→ **WHAT NEEDS TO BE DONE**:
Each record below is to be copied word for word, with pictures removed.

→ **INPUT DATA**:
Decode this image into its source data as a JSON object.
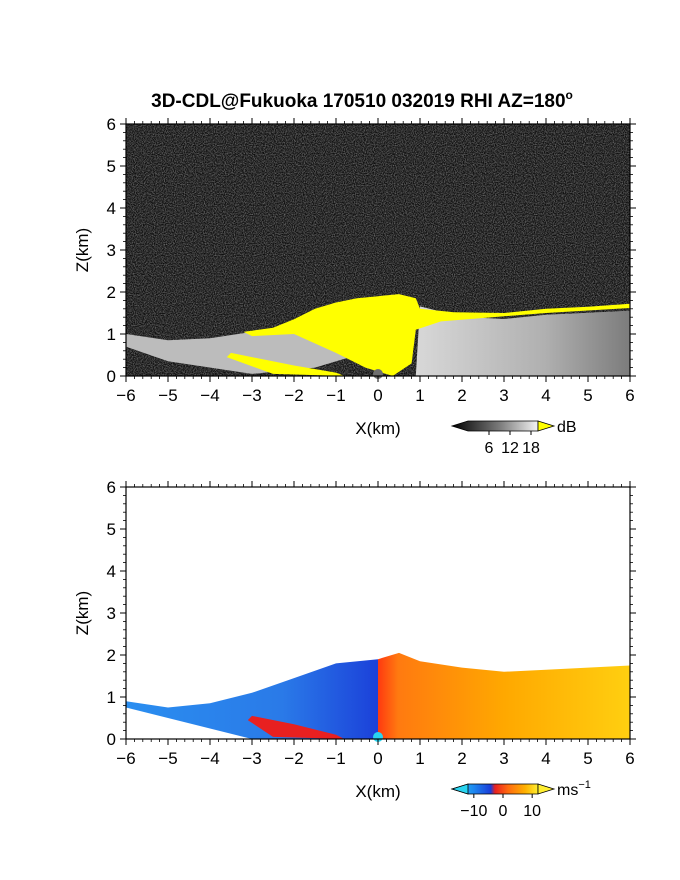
{
  "title": "3D-CDL@Fukuoka 170510 032019 RHI AZ=180",
  "title_superscript": "o",
  "chart_data": [
    {
      "type": "heatmap",
      "name": "backscatter",
      "xlabel": "X(km)",
      "ylabel": "Z(km)",
      "xlim": [
        -6,
        6
      ],
      "ylim": [
        0,
        6
      ],
      "x_ticks": [
        -6,
        -5,
        -4,
        -3,
        -2,
        -1,
        0,
        1,
        2,
        3,
        4,
        5,
        6
      ],
      "y_ticks": [
        0,
        1,
        2,
        3,
        4,
        5,
        6
      ],
      "colorbar": {
        "unit": "dB",
        "ticks": [
          6,
          12,
          18
        ],
        "range": [
          0,
          20
        ],
        "saturation_color": "#ffff00"
      },
      "cloud_top_profile": [
        {
          "x": -6.0,
          "z": 1.0
        },
        {
          "x": -5.0,
          "z": 0.85
        },
        {
          "x": -4.0,
          "z": 0.9
        },
        {
          "x": -3.0,
          "z": 1.05
        },
        {
          "x": -2.5,
          "z": 1.15
        },
        {
          "x": -2.0,
          "z": 1.35
        },
        {
          "x": -1.5,
          "z": 1.6
        },
        {
          "x": -1.0,
          "z": 1.75
        },
        {
          "x": -0.5,
          "z": 1.85
        },
        {
          "x": 0.0,
          "z": 1.9
        },
        {
          "x": 0.5,
          "z": 1.95
        },
        {
          "x": 1.0,
          "z": 1.8
        },
        {
          "x": 2.0,
          "z": 1.55
        },
        {
          "x": 3.0,
          "z": 1.5
        },
        {
          "x": 4.0,
          "z": 1.6
        },
        {
          "x": 5.0,
          "z": 1.65
        },
        {
          "x": 6.0,
          "z": 1.7
        }
      ]
    },
    {
      "type": "heatmap",
      "name": "doppler_velocity",
      "xlabel": "X(km)",
      "ylabel": "Z(km)",
      "xlim": [
        -6,
        6
      ],
      "ylim": [
        0,
        6
      ],
      "x_ticks": [
        -6,
        -5,
        -4,
        -3,
        -2,
        -1,
        0,
        1,
        2,
        3,
        4,
        5,
        6
      ],
      "y_ticks": [
        0,
        1,
        2,
        3,
        4,
        5,
        6
      ],
      "colorbar": {
        "unit": "ms",
        "unit_superscript": "−1",
        "tick_labels": [
          "−10",
          "0",
          "10"
        ],
        "ticks": [
          -10,
          0,
          10
        ],
        "range": [
          -12,
          12
        ]
      },
      "data_top_profile": [
        {
          "x": -6.0,
          "z": 0.9
        },
        {
          "x": -5.0,
          "z": 0.75
        },
        {
          "x": -4.0,
          "z": 0.85
        },
        {
          "x": -3.0,
          "z": 1.1
        },
        {
          "x": -2.0,
          "z": 1.45
        },
        {
          "x": -1.0,
          "z": 1.8
        },
        {
          "x": 0.0,
          "z": 1.9
        },
        {
          "x": 0.5,
          "z": 2.05
        },
        {
          "x": 1.0,
          "z": 1.85
        },
        {
          "x": 2.0,
          "z": 1.7
        },
        {
          "x": 3.0,
          "z": 1.6
        },
        {
          "x": 4.0,
          "z": 1.65
        },
        {
          "x": 5.0,
          "z": 1.7
        },
        {
          "x": 6.0,
          "z": 1.75
        }
      ]
    }
  ]
}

→ **RESULT OF THIS EXERCISE**:
Decode this image into its source data as a JSON object.
{
  "title": "3D-CDL@Fukuoka 170510 032019 RHI AZ=180",
  "title_superscript": "o",
  "chart_data": [
    {
      "type": "heatmap",
      "name": "backscatter",
      "xlabel": "X(km)",
      "ylabel": "Z(km)",
      "xlim": [
        -6,
        6
      ],
      "ylim": [
        0,
        6
      ],
      "x_ticks": [
        -6,
        -5,
        -4,
        -3,
        -2,
        -1,
        0,
        1,
        2,
        3,
        4,
        5,
        6
      ],
      "y_ticks": [
        0,
        1,
        2,
        3,
        4,
        5,
        6
      ],
      "colorbar": {
        "unit": "dB",
        "ticks": [
          6,
          12,
          18
        ],
        "range": [
          0,
          20
        ],
        "saturation_color": "#ffff00"
      },
      "cloud_top_profile": [
        {
          "x": -6.0,
          "z": 1.0
        },
        {
          "x": -5.0,
          "z": 0.85
        },
        {
          "x": -4.0,
          "z": 0.9
        },
        {
          "x": -3.0,
          "z": 1.05
        },
        {
          "x": -2.5,
          "z": 1.15
        },
        {
          "x": -2.0,
          "z": 1.35
        },
        {
          "x": -1.5,
          "z": 1.6
        },
        {
          "x": -1.0,
          "z": 1.75
        },
        {
          "x": -0.5,
          "z": 1.85
        },
        {
          "x": 0.0,
          "z": 1.9
        },
        {
          "x": 0.5,
          "z": 1.95
        },
        {
          "x": 1.0,
          "z": 1.8
        },
        {
          "x": 2.0,
          "z": 1.55
        },
        {
          "x": 3.0,
          "z": 1.5
        },
        {
          "x": 4.0,
          "z": 1.6
        },
        {
          "x": 5.0,
          "z": 1.65
        },
        {
          "x": 6.0,
          "z": 1.7
        }
      ]
    },
    {
      "type": "heatmap",
      "name": "doppler_velocity",
      "xlabel": "X(km)",
      "ylabel": "Z(km)",
      "xlim": [
        -6,
        6
      ],
      "ylim": [
        0,
        6
      ],
      "x_ticks": [
        -6,
        -5,
        -4,
        -3,
        -2,
        -1,
        0,
        1,
        2,
        3,
        4,
        5,
        6
      ],
      "y_ticks": [
        0,
        1,
        2,
        3,
        4,
        5,
        6
      ],
      "colorbar": {
        "unit": "ms",
        "unit_superscript": "−1",
        "tick_labels": [
          "−10",
          "0",
          "10"
        ],
        "ticks": [
          -10,
          0,
          10
        ],
        "range": [
          -12,
          12
        ]
      },
      "data_top_profile": [
        {
          "x": -6.0,
          "z": 0.9
        },
        {
          "x": -5.0,
          "z": 0.75
        },
        {
          "x": -4.0,
          "z": 0.85
        },
        {
          "x": -3.0,
          "z": 1.1
        },
        {
          "x": -2.0,
          "z": 1.45
        },
        {
          "x": -1.0,
          "z": 1.8
        },
        {
          "x": 0.0,
          "z": 1.9
        },
        {
          "x": 0.5,
          "z": 2.05
        },
        {
          "x": 1.0,
          "z": 1.85
        },
        {
          "x": 2.0,
          "z": 1.7
        },
        {
          "x": 3.0,
          "z": 1.6
        },
        {
          "x": 4.0,
          "z": 1.65
        },
        {
          "x": 5.0,
          "z": 1.7
        },
        {
          "x": 6.0,
          "z": 1.75
        }
      ]
    }
  ]
}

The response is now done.